Brief => Retype the data that follows line by line, exactly, and leave its pictures out.
[Material for the task start]
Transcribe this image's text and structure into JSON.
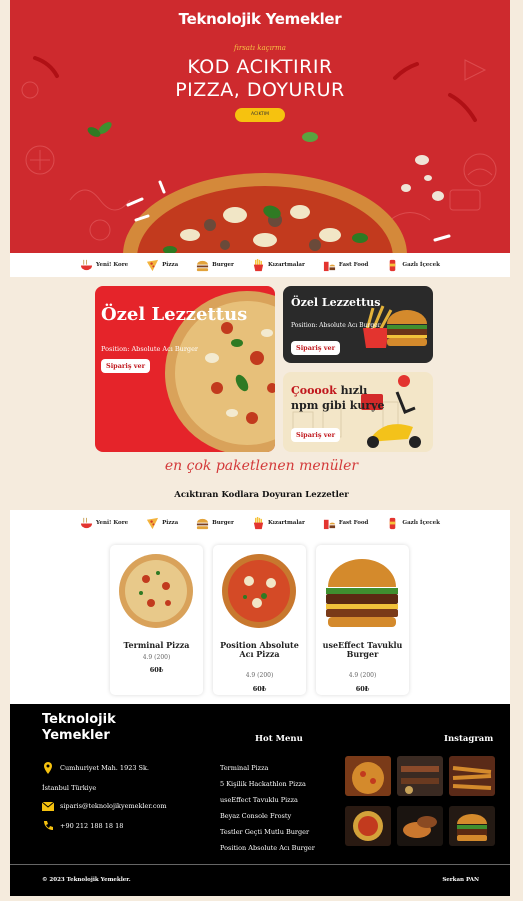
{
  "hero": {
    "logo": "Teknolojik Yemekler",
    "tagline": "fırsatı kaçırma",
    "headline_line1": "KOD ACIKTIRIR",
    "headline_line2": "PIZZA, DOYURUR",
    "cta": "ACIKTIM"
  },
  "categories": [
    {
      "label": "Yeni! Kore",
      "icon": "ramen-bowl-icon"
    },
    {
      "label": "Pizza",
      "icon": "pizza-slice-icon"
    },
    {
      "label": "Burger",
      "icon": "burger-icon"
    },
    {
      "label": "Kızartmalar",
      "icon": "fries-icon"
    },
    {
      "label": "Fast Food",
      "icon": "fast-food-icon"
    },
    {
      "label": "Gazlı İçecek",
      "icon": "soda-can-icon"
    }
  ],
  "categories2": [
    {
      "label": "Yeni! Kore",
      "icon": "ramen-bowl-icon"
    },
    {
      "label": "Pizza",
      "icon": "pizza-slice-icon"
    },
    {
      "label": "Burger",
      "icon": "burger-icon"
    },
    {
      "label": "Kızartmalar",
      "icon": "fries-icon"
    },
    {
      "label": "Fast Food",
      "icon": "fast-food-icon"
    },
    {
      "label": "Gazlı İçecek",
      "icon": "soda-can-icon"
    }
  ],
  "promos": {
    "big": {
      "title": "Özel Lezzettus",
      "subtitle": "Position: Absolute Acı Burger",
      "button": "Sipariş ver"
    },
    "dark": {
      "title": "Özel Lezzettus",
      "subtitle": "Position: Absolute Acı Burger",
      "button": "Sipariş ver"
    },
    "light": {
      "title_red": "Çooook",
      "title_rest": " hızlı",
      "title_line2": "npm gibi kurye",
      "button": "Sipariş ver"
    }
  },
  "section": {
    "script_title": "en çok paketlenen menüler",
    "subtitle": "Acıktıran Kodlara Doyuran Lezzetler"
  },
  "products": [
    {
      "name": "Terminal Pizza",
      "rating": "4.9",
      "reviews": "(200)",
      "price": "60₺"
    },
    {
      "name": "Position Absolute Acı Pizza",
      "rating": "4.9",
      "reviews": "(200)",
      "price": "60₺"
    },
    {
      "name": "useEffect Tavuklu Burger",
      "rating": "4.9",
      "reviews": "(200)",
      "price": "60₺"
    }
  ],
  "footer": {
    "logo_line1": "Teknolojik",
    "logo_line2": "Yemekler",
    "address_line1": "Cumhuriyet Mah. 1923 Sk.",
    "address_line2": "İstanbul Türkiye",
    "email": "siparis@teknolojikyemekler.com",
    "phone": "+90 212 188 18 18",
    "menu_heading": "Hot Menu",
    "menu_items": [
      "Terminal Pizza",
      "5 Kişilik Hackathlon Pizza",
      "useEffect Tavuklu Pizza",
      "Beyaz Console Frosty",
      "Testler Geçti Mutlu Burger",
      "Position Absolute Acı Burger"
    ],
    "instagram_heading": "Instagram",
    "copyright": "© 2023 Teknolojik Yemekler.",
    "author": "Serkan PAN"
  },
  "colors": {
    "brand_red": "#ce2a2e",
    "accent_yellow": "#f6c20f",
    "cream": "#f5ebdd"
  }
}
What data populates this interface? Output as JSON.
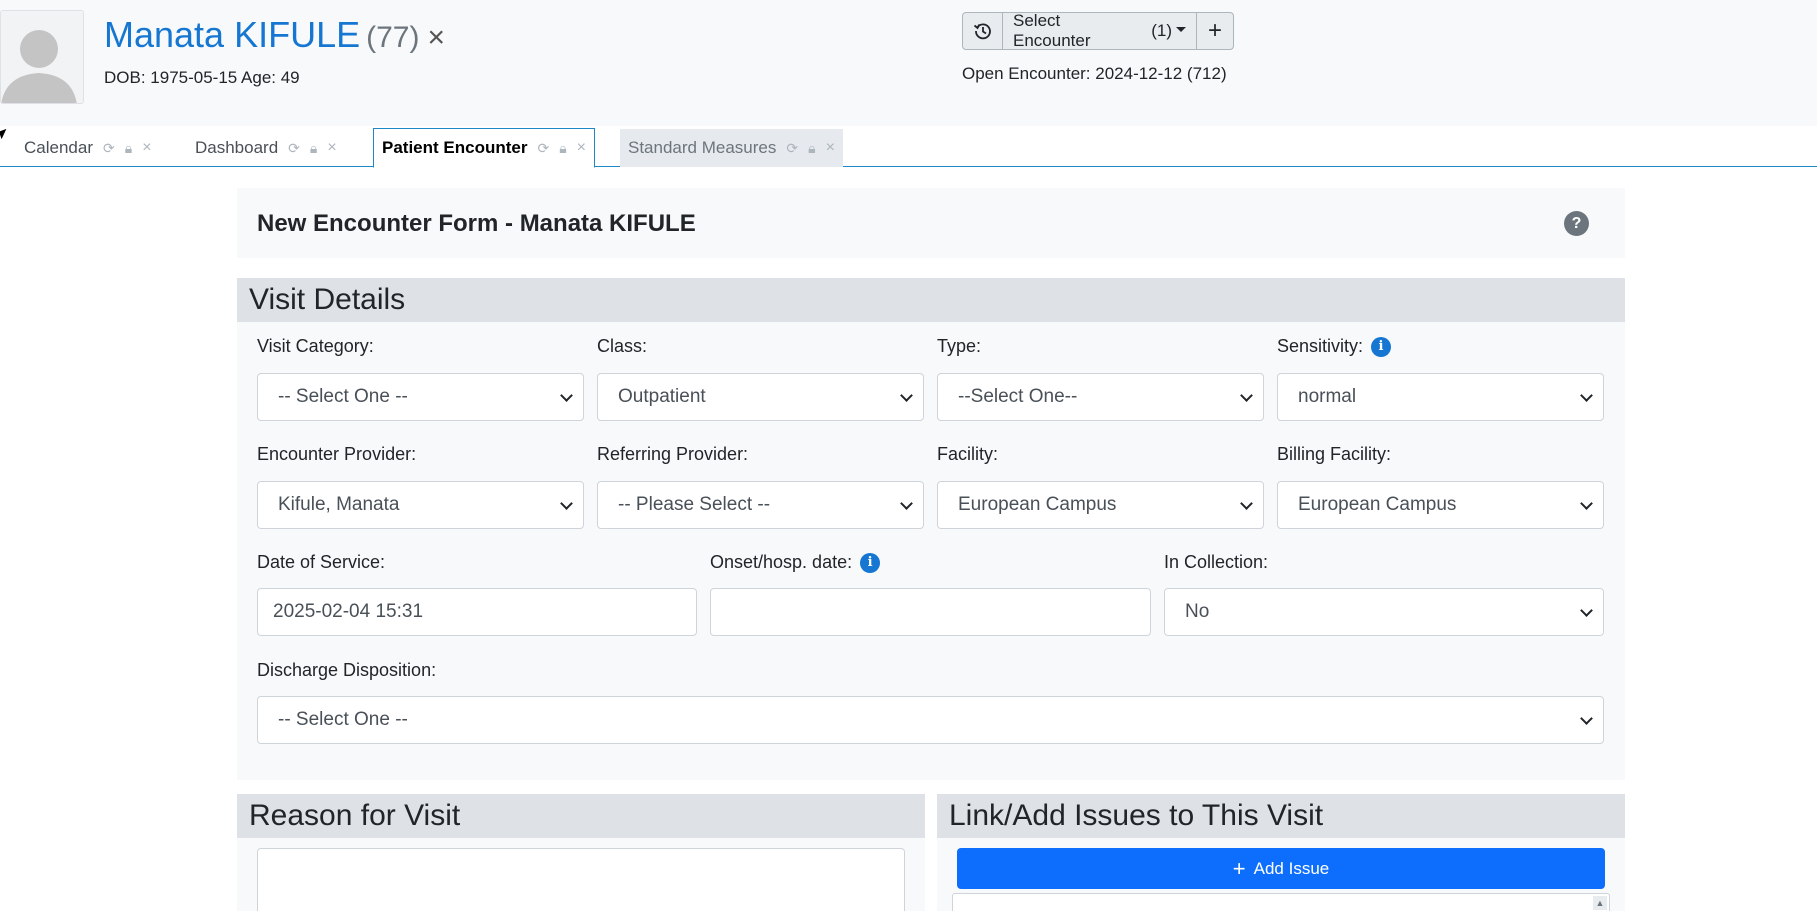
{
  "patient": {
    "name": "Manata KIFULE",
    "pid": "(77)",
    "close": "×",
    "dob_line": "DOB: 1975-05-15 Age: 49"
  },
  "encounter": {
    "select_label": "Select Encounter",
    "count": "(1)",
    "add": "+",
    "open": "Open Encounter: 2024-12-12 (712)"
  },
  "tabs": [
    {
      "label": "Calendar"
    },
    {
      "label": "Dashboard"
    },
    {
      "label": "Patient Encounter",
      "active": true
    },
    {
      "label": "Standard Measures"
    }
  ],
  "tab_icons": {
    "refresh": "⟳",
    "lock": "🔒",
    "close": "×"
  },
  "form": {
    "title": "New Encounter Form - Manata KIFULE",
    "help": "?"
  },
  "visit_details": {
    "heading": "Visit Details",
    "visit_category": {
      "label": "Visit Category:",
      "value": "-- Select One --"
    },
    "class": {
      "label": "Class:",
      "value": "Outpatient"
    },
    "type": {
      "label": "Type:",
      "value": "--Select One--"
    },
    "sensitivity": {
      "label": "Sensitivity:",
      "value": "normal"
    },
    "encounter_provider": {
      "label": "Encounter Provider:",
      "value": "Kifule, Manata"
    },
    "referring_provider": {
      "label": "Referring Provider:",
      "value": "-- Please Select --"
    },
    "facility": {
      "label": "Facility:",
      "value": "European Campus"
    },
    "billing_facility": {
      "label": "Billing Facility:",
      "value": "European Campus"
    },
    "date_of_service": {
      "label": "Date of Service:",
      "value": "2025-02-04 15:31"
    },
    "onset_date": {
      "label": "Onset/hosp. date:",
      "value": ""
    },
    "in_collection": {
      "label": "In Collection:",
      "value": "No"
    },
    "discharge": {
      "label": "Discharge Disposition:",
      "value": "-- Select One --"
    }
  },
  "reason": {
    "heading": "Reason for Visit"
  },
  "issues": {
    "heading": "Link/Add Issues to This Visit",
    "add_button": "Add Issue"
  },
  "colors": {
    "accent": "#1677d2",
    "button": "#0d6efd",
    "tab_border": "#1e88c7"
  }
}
[Material for the task end]
Exercise response =>
Transcribe this image's text and structure into JSON.
{
  "hero": {
    "logo": "Teknolojik Yemekler",
    "tagline": "fırsatı kaçırma",
    "headline_line1": "KOD ACIKTIRIR",
    "headline_line2": "PIZZA, DOYURUR",
    "cta": "ACIKTIM"
  },
  "categories": [
    {
      "label": "Yeni! Kore",
      "icon": "ramen-bowl-icon"
    },
    {
      "label": "Pizza",
      "icon": "pizza-slice-icon"
    },
    {
      "label": "Burger",
      "icon": "burger-icon"
    },
    {
      "label": "Kızartmalar",
      "icon": "fries-icon"
    },
    {
      "label": "Fast Food",
      "icon": "fast-food-icon"
    },
    {
      "label": "Gazlı İçecek",
      "icon": "soda-can-icon"
    }
  ],
  "categories2": [
    {
      "label": "Yeni! Kore",
      "icon": "ramen-bowl-icon"
    },
    {
      "label": "Pizza",
      "icon": "pizza-slice-icon"
    },
    {
      "label": "Burger",
      "icon": "burger-icon"
    },
    {
      "label": "Kızartmalar",
      "icon": "fries-icon"
    },
    {
      "label": "Fast Food",
      "icon": "fast-food-icon"
    },
    {
      "label": "Gazlı İçecek",
      "icon": "soda-can-icon"
    }
  ],
  "promos": {
    "big": {
      "title": "Özel Lezzettus",
      "subtitle": "Position: Absolute Acı Burger",
      "button": "Sipariş ver"
    },
    "dark": {
      "title": "Özel Lezzettus",
      "subtitle": "Position: Absolute Acı Burger",
      "button": "Sipariş ver"
    },
    "light": {
      "title_red": "Çooook",
      "title_rest": " hızlı",
      "title_line2": "npm gibi kurye",
      "button": "Sipariş ver"
    }
  },
  "section": {
    "script_title": "en çok paketlenen menüler",
    "subtitle": "Acıktıran Kodlara Doyuran Lezzetler"
  },
  "products": [
    {
      "name": "Terminal Pizza",
      "rating": "4.9",
      "reviews": "(200)",
      "price": "60₺"
    },
    {
      "name": "Position Absolute Acı Pizza",
      "rating": "4.9",
      "reviews": "(200)",
      "price": "60₺"
    },
    {
      "name": "useEffect Tavuklu Burger",
      "rating": "4.9",
      "reviews": "(200)",
      "price": "60₺"
    }
  ],
  "footer": {
    "logo_line1": "Teknolojik",
    "logo_line2": "Yemekler",
    "address_line1": "Cumhuriyet Mah. 1923 Sk.",
    "address_line2": "İstanbul Türkiye",
    "email": "siparis@teknolojikyemekler.com",
    "phone": "+90 212 188 18 18",
    "menu_heading": "Hot Menu",
    "menu_items": [
      "Terminal Pizza",
      "5 Kişilik Hackathlon Pizza",
      "useEffect Tavuklu Pizza",
      "Beyaz Console Frosty",
      "Testler Geçti Mutlu Burger",
      "Position Absolute Acı Burger"
    ],
    "instagram_heading": "Instagram",
    "copyright": "© 2023 Teknolojik Yemekler.",
    "author": "Serkan PAN"
  },
  "colors": {
    "brand_red": "#ce2a2e",
    "accent_yellow": "#f6c20f",
    "cream": "#f5ebdd"
  }
}
What data populates this interface? Output as JSON.
{
  "patient": {
    "name": "Manata KIFULE",
    "pid": "(77)",
    "close": "×",
    "dob_line": "DOB: 1975-05-15 Age: 49"
  },
  "encounter": {
    "select_label": "Select Encounter",
    "count": "(1)",
    "add": "+",
    "open": "Open Encounter: 2024-12-12 (712)"
  },
  "tabs": [
    {
      "label": "Calendar"
    },
    {
      "label": "Dashboard"
    },
    {
      "label": "Patient Encounter",
      "active": true
    },
    {
      "label": "Standard Measures"
    }
  ],
  "tab_icons": {
    "refresh": "⟳",
    "lock": "🔒",
    "close": "×"
  },
  "form": {
    "title": "New Encounter Form - Manata KIFULE",
    "help": "?"
  },
  "visit_details": {
    "heading": "Visit Details",
    "visit_category": {
      "label": "Visit Category:",
      "value": "-- Select One --"
    },
    "class": {
      "label": "Class:",
      "value": "Outpatient"
    },
    "type": {
      "label": "Type:",
      "value": "--Select One--"
    },
    "sensitivity": {
      "label": "Sensitivity:",
      "value": "normal"
    },
    "encounter_provider": {
      "label": "Encounter Provider:",
      "value": "Kifule, Manata"
    },
    "referring_provider": {
      "label": "Referring Provider:",
      "value": "-- Please Select --"
    },
    "facility": {
      "label": "Facility:",
      "value": "European Campus"
    },
    "billing_facility": {
      "label": "Billing Facility:",
      "value": "European Campus"
    },
    "date_of_service": {
      "label": "Date of Service:",
      "value": "2025-02-04 15:31"
    },
    "onset_date": {
      "label": "Onset/hosp. date:",
      "value": ""
    },
    "in_collection": {
      "label": "In Collection:",
      "value": "No"
    },
    "discharge": {
      "label": "Discharge Disposition:",
      "value": "-- Select One --"
    }
  },
  "reason": {
    "heading": "Reason for Visit"
  },
  "issues": {
    "heading": "Link/Add Issues to This Visit",
    "add_button": "Add Issue"
  },
  "colors": {
    "accent": "#1677d2",
    "button": "#0d6efd",
    "tab_border": "#1e88c7"
  }
}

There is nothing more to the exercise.